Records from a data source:
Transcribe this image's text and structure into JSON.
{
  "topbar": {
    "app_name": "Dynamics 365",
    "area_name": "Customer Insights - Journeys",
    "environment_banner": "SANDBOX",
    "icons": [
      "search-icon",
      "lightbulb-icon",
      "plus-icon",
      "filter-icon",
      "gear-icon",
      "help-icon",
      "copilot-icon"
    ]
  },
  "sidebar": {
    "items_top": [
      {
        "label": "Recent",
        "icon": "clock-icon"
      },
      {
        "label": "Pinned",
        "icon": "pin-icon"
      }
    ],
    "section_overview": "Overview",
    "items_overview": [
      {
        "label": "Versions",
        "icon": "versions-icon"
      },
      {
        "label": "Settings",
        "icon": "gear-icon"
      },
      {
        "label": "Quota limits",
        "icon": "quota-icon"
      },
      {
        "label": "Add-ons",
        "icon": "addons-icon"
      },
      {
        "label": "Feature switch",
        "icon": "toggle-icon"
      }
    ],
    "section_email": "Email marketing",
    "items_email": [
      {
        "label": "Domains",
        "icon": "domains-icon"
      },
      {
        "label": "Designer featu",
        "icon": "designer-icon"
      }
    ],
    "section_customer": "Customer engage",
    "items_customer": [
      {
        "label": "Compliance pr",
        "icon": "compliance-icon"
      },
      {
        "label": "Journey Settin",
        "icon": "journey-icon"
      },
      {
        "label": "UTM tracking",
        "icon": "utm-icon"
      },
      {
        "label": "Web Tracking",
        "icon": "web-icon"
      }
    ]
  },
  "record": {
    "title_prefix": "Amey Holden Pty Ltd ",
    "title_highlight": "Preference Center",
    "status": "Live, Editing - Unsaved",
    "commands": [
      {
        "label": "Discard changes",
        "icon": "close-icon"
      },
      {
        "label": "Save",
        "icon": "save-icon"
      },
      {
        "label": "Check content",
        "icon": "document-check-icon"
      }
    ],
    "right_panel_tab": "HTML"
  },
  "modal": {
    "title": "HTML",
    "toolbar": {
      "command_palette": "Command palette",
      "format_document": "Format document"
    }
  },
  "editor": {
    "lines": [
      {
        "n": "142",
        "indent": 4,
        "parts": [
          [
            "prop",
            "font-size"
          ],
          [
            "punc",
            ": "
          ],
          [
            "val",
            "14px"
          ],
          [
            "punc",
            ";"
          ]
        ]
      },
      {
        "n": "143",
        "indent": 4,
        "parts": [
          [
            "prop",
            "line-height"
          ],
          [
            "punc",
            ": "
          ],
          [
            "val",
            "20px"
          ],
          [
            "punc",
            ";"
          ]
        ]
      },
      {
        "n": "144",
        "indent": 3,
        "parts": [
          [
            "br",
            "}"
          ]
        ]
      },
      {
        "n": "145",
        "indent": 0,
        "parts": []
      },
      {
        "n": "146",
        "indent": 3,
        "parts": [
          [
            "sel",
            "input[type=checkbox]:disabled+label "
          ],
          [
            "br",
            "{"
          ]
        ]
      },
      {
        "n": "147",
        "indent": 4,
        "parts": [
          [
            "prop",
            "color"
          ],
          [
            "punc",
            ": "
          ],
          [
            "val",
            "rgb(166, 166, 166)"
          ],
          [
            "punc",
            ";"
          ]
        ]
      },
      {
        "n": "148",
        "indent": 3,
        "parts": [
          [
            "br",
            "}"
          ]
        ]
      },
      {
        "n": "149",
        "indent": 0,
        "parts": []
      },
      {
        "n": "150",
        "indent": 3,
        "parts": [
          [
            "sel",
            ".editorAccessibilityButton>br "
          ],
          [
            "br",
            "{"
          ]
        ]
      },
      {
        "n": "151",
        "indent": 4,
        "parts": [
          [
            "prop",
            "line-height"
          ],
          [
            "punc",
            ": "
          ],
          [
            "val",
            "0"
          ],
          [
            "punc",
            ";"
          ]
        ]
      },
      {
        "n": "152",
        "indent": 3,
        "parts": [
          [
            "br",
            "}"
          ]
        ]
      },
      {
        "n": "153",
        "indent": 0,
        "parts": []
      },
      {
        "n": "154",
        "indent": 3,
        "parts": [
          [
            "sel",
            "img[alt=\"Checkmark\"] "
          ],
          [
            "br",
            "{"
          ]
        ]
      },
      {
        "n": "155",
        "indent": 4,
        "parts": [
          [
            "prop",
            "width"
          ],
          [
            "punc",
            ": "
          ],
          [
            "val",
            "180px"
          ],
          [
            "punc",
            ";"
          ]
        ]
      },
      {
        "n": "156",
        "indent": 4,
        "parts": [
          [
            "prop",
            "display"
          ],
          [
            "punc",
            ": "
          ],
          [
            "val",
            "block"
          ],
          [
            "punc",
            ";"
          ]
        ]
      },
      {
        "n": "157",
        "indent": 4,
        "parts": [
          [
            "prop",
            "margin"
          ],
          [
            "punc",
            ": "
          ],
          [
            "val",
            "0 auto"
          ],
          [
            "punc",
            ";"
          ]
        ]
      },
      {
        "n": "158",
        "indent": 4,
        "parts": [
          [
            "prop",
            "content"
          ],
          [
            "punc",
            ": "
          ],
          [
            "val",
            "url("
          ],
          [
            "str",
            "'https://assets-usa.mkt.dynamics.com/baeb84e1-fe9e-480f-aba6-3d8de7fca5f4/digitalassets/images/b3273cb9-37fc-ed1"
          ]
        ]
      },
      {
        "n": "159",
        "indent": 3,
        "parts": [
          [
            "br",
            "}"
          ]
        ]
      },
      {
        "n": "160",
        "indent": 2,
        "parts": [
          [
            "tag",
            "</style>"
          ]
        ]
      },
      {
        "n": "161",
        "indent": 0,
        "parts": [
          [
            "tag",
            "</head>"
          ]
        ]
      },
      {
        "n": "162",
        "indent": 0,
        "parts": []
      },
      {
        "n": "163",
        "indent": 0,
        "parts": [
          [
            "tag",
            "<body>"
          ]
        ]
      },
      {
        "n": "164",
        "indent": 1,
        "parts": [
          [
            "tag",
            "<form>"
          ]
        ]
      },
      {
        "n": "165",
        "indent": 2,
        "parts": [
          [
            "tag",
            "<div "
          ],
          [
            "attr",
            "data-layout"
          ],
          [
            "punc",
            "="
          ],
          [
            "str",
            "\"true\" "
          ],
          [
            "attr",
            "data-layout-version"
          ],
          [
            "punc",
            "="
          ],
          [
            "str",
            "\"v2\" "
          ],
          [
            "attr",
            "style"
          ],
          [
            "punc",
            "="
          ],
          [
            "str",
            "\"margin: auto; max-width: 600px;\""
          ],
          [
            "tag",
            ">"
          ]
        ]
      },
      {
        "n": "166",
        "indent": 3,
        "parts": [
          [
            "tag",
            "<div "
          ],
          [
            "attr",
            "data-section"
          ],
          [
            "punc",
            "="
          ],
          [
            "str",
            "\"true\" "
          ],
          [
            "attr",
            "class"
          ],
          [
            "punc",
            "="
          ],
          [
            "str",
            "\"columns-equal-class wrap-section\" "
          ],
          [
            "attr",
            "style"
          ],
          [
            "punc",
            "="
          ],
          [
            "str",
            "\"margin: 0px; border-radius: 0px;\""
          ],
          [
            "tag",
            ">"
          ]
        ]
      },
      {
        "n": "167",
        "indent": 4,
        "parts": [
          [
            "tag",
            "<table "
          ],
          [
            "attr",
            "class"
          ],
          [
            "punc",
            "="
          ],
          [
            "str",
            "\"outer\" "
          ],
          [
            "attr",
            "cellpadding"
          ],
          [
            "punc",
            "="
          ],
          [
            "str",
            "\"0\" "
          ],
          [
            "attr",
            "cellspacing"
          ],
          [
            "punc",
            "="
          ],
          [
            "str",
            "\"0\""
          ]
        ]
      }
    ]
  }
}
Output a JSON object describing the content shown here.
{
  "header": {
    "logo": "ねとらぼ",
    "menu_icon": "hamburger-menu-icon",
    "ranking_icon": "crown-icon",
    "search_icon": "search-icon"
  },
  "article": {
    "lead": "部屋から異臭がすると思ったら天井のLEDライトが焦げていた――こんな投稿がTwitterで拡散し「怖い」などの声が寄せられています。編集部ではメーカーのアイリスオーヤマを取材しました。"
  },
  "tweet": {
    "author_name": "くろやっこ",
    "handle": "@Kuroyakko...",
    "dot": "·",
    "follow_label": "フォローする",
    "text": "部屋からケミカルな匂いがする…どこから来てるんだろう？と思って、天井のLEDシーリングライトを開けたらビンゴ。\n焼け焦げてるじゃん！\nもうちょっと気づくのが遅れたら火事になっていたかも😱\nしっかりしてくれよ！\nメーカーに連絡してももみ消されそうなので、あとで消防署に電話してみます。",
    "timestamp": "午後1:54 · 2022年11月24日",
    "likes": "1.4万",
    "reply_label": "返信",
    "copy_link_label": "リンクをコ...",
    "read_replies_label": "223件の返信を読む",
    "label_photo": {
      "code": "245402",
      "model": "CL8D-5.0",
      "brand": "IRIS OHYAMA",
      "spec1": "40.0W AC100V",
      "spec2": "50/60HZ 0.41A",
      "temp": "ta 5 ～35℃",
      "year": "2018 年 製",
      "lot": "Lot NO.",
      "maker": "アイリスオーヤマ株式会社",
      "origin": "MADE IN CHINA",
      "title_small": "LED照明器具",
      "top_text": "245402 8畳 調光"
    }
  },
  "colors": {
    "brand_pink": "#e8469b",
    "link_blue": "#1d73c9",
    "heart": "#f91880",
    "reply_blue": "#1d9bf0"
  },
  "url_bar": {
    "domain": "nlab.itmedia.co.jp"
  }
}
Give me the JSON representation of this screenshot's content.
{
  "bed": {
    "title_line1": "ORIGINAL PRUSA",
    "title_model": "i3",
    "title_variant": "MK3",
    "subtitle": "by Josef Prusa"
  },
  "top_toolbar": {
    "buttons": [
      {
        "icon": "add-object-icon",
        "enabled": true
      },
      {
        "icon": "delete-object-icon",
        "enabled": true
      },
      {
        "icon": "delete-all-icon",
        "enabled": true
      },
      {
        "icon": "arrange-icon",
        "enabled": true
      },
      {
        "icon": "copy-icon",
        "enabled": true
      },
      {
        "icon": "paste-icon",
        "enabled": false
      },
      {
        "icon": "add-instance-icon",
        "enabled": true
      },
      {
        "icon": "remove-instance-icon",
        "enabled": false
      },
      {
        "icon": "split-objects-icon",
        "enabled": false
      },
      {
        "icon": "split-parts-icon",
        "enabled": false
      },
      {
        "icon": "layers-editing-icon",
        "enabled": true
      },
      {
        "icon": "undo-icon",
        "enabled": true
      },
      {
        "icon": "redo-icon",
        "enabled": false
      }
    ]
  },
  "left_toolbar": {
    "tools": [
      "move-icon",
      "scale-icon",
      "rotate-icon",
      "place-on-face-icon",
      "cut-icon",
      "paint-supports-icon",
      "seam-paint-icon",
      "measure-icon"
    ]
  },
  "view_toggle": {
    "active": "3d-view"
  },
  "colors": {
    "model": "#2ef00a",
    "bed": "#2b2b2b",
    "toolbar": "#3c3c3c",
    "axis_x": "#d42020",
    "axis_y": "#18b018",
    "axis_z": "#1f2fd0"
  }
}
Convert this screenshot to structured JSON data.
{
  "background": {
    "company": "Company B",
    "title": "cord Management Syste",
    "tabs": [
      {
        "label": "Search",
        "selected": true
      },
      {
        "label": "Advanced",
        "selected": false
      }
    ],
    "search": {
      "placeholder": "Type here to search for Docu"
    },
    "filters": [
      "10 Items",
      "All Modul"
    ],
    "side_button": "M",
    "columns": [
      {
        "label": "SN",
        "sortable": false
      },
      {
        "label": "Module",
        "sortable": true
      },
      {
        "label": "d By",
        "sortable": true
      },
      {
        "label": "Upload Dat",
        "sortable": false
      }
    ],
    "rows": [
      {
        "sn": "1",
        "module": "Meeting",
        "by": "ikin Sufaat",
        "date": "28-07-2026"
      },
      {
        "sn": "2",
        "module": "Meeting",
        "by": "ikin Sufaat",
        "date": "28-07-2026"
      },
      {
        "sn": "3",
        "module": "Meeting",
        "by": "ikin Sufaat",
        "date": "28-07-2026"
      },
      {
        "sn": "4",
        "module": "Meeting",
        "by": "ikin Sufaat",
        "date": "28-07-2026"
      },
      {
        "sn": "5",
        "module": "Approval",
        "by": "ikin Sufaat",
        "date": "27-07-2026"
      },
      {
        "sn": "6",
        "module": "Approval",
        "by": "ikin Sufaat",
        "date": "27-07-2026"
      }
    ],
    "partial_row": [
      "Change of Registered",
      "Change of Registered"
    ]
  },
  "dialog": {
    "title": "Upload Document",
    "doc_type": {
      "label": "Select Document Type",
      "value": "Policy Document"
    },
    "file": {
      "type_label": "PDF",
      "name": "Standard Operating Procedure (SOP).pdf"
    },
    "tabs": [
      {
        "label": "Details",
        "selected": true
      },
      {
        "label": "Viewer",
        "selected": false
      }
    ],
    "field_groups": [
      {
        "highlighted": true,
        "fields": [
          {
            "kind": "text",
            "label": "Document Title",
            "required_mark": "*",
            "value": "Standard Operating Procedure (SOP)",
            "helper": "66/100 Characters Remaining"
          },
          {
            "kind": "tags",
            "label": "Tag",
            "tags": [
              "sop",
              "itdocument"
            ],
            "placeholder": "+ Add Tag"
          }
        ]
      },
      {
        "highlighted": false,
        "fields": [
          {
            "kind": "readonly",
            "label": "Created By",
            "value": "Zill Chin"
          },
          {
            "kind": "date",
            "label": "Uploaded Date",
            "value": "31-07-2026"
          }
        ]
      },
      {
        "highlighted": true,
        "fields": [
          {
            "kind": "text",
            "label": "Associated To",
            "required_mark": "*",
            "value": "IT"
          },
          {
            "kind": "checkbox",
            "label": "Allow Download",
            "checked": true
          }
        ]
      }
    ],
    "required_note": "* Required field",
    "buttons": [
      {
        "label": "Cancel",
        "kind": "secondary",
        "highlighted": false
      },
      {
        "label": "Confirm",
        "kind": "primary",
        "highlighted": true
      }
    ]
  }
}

WHAT IS EXPECTED: Show every line of the listing in which the string "split" can be found.

SOLUTION TO THIS TASK:
        "icon": "split-objects-icon",
        "icon": "split-parts-icon",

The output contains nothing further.